* _Requirements_: Copy every line of the records below that holds the word "June".

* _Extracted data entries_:
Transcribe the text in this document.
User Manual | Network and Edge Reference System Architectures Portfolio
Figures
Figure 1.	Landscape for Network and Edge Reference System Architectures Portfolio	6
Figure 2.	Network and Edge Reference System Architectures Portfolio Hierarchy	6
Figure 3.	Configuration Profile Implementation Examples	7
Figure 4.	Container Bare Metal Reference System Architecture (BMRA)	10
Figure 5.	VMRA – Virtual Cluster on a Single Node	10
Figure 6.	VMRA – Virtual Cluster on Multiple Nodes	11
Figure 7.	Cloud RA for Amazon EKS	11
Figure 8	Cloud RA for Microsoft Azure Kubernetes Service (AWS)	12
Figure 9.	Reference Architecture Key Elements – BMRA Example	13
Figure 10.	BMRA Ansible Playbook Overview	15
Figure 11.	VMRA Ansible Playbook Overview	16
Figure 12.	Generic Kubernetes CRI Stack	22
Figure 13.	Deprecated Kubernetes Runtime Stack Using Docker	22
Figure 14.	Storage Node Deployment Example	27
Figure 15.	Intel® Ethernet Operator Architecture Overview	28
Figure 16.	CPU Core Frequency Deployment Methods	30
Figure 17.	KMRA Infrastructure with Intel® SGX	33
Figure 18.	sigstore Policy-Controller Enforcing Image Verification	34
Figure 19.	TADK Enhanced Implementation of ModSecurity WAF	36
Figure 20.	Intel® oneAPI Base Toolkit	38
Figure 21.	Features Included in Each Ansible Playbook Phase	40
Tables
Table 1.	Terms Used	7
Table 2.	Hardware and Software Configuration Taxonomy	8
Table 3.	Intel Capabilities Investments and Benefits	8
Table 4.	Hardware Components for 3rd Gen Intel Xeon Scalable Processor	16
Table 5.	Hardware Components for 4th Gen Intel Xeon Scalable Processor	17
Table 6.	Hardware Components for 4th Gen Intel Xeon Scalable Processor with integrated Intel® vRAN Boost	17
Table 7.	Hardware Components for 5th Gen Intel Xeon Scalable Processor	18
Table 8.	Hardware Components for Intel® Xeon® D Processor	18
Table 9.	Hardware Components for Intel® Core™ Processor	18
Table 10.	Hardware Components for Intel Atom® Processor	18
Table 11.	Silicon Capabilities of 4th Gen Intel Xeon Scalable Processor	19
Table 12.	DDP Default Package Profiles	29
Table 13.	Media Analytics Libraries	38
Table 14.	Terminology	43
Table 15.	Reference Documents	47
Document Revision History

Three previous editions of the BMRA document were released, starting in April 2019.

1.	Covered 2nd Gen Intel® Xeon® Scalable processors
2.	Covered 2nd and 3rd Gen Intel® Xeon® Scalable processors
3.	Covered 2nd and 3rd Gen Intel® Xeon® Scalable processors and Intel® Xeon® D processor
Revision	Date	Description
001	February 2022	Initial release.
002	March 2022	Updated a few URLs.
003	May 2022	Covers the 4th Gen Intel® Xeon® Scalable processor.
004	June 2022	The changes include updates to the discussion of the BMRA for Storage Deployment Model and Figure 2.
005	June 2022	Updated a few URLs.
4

* _Solution for this exercise_:
004	June 2022	The changes include updates to the discussion of the BMRA for Storage Deployment Model and Figure 2.
005	June 2022	Updated a few URLs.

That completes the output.